#### DIRECTION
In the listing below, pick out lines with "violence".

Entries with figure data:
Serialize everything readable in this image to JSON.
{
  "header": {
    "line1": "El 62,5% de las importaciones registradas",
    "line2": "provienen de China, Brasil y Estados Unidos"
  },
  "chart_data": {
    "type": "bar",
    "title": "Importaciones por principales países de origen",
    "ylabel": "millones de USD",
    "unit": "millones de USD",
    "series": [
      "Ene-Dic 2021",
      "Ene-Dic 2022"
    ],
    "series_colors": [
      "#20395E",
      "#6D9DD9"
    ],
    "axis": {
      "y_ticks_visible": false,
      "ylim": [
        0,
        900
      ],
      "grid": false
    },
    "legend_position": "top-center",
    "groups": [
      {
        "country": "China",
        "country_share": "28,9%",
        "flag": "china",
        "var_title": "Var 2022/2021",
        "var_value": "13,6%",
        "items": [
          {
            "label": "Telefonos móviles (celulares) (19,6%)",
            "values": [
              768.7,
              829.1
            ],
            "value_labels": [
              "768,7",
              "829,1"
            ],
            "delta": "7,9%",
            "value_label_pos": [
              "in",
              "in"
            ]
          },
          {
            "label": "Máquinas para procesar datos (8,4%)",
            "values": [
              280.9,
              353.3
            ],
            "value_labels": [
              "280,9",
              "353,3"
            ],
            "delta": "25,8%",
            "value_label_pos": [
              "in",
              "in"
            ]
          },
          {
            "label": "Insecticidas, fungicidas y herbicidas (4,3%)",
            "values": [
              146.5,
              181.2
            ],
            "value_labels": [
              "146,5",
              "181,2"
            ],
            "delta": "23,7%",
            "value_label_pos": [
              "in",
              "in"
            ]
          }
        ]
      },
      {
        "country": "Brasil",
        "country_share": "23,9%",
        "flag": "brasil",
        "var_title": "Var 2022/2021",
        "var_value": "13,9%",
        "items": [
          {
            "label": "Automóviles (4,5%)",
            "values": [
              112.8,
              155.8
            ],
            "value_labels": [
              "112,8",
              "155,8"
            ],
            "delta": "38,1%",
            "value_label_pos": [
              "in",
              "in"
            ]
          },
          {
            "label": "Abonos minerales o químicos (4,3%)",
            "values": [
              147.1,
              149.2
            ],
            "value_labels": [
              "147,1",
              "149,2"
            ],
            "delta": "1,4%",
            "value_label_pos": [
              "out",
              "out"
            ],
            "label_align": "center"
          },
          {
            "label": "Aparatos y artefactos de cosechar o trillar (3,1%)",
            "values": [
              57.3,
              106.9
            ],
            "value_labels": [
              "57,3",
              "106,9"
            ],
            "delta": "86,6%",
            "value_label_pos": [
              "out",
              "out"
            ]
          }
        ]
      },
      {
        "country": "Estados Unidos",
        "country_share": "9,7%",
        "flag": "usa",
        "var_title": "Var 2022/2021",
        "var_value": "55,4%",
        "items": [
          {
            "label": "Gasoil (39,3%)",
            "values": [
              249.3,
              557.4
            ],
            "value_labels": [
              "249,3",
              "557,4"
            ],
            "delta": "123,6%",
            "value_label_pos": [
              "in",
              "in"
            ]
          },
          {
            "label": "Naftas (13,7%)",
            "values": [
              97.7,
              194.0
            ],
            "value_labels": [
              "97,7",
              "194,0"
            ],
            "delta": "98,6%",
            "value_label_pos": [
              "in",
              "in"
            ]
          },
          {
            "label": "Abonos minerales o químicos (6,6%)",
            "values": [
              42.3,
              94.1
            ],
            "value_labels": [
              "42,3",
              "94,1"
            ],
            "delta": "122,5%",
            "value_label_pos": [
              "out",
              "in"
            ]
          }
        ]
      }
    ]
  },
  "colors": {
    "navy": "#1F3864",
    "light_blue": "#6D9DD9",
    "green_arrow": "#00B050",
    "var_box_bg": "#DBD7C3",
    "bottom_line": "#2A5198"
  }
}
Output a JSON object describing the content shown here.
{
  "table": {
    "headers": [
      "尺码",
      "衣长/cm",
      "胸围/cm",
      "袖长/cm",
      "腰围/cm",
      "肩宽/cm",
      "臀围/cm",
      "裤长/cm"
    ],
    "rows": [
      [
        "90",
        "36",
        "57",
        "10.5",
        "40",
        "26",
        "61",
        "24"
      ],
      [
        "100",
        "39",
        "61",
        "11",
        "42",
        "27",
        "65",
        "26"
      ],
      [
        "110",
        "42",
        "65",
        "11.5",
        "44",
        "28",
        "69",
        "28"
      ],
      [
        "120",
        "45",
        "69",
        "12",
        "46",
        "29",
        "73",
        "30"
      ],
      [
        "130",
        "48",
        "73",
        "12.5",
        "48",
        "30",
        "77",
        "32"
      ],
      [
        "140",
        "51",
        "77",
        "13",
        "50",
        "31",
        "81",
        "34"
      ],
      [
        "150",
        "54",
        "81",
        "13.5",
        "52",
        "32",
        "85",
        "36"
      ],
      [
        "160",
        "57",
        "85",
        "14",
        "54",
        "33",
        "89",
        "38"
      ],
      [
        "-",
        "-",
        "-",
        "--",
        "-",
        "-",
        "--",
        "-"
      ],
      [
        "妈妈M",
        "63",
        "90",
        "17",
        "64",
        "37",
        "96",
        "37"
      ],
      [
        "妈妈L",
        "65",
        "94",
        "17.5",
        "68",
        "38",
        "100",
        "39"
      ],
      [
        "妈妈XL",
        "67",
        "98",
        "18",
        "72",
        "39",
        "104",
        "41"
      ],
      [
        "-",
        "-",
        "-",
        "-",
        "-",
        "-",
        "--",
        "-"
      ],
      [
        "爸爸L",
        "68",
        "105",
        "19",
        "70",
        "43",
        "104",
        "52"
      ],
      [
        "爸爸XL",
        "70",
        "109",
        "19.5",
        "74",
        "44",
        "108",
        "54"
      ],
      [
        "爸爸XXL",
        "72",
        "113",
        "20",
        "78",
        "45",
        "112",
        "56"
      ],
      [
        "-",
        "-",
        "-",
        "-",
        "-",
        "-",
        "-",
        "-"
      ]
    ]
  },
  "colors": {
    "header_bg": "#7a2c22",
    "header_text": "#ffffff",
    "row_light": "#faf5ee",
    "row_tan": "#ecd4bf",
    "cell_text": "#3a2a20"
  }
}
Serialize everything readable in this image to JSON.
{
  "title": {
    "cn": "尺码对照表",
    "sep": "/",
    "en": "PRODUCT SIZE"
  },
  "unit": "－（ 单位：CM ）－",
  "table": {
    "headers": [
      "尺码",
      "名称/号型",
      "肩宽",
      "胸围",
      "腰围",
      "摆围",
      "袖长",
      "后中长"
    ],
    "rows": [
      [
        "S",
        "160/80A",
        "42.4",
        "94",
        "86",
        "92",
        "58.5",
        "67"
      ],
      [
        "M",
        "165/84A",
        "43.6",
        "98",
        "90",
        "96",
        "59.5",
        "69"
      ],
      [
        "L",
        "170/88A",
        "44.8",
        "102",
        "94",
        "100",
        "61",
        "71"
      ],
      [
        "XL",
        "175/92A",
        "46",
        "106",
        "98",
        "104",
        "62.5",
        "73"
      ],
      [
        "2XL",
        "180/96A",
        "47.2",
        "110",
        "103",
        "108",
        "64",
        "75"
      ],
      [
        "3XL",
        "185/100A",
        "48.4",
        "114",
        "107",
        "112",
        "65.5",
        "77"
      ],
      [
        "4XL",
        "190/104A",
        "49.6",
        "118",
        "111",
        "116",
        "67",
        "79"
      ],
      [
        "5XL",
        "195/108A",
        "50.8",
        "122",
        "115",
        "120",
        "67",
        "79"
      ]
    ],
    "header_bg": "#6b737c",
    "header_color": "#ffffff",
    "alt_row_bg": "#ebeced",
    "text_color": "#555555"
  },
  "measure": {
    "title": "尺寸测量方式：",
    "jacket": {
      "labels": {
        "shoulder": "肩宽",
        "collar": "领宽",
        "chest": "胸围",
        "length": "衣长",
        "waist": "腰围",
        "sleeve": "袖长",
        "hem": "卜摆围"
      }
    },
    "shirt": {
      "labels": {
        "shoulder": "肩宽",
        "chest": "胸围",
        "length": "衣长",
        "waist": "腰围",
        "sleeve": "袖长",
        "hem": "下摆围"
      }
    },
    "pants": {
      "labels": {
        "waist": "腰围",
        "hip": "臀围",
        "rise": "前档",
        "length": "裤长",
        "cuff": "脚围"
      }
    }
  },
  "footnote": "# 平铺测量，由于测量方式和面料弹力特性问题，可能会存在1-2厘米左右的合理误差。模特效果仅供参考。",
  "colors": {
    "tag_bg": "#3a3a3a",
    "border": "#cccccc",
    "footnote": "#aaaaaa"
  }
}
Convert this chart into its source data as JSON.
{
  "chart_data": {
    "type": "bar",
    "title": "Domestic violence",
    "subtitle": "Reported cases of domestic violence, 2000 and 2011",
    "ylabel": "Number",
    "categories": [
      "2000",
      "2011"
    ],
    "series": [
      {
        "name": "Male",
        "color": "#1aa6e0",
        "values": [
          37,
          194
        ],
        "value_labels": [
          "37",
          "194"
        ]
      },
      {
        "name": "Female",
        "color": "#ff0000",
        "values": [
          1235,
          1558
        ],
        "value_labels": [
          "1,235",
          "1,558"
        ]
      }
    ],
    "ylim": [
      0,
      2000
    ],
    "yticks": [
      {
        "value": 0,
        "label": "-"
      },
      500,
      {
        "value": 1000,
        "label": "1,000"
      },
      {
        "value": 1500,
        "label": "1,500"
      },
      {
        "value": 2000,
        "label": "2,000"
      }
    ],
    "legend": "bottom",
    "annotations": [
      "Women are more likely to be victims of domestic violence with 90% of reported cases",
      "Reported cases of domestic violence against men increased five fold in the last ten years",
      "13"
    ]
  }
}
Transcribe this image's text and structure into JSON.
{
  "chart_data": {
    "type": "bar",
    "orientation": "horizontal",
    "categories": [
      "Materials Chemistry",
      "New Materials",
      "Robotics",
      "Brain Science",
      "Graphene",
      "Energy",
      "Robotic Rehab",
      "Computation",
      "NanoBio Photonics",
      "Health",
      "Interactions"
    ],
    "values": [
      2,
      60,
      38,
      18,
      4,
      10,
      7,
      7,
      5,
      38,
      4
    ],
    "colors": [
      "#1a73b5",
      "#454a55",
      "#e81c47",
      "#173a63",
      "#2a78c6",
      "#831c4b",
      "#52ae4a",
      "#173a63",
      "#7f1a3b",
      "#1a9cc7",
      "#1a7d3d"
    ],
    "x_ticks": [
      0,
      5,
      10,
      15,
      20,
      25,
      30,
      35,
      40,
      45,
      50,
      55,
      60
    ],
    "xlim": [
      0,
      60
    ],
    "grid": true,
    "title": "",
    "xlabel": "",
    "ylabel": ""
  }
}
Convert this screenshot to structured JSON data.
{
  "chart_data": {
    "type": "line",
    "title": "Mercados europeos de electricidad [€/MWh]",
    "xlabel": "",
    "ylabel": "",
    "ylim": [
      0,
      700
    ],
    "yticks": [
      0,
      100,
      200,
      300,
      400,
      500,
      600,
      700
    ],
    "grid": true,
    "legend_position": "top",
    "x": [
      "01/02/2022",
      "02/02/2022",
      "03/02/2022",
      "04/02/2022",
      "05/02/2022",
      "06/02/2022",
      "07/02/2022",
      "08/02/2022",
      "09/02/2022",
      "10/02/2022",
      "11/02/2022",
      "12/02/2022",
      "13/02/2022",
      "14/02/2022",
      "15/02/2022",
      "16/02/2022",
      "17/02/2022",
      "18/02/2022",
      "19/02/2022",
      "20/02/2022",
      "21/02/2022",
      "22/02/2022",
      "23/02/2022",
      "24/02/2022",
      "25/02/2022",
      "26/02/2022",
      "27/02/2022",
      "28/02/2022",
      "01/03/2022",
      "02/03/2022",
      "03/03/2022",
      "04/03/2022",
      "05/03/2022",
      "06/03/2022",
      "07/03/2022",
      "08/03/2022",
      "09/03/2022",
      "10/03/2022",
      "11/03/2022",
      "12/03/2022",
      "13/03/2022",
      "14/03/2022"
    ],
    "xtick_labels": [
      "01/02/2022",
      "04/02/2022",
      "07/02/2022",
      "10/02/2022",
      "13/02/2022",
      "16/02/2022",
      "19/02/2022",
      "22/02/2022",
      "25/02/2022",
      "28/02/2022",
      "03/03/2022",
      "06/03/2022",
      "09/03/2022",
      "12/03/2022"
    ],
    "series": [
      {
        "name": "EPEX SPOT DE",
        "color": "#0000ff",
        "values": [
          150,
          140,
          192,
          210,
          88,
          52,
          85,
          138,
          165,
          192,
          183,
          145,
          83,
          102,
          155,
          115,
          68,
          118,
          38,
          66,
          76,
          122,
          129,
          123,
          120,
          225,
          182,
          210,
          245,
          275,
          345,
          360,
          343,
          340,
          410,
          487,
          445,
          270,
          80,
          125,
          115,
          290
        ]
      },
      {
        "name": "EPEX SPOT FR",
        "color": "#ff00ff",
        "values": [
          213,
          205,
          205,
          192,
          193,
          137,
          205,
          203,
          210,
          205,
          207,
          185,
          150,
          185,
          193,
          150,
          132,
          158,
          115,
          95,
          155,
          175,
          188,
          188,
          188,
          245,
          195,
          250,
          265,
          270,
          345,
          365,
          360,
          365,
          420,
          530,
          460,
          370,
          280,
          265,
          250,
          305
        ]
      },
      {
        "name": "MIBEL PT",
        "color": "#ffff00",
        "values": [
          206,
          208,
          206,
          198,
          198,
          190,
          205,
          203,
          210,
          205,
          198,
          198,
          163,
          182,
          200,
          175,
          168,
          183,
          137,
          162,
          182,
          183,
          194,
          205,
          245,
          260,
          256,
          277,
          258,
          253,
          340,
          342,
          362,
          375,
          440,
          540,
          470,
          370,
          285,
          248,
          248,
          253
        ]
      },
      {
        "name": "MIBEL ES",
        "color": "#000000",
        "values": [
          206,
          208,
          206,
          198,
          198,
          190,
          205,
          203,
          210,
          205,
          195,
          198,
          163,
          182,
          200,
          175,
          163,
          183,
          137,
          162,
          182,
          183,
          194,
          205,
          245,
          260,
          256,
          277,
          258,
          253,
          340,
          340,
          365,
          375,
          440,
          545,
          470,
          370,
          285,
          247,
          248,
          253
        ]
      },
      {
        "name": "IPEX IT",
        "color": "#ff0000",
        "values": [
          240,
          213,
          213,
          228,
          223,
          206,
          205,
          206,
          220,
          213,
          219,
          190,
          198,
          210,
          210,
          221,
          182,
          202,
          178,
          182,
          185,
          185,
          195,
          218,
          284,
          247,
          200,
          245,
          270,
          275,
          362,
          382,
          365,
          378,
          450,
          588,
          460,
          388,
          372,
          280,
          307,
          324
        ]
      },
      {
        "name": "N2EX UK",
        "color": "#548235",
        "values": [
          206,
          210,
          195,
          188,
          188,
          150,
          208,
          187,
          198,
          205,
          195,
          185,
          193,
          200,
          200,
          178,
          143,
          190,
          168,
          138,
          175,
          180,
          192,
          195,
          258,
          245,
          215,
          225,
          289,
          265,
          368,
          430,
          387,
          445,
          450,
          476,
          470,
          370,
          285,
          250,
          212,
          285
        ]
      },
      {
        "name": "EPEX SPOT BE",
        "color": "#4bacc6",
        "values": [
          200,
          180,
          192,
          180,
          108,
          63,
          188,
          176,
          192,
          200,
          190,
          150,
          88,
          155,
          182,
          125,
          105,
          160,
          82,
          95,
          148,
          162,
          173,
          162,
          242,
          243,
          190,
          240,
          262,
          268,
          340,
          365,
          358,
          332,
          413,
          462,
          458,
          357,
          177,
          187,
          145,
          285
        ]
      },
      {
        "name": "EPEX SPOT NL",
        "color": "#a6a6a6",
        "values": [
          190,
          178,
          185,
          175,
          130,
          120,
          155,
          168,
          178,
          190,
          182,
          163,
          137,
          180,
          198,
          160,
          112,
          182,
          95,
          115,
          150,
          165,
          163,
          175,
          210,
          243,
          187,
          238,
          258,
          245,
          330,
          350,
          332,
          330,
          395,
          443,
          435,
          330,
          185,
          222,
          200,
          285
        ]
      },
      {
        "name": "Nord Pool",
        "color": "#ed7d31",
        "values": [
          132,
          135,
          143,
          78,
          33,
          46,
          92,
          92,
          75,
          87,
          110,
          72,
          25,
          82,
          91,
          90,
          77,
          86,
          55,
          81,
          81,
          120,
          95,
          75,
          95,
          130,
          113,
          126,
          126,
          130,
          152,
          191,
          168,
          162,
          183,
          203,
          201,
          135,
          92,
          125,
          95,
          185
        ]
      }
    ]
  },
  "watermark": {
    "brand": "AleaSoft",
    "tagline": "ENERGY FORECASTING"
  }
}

#### ANSWER TO THE TASK
    "title": "Domestic violence",
    "subtitle": "Reported cases of domestic violence, 2000 and 2011",
      "Women are more likely to be victims of domestic violence with 90% of reported cases",
      "Reported cases of domestic violence against men increased five fold in the last ten years",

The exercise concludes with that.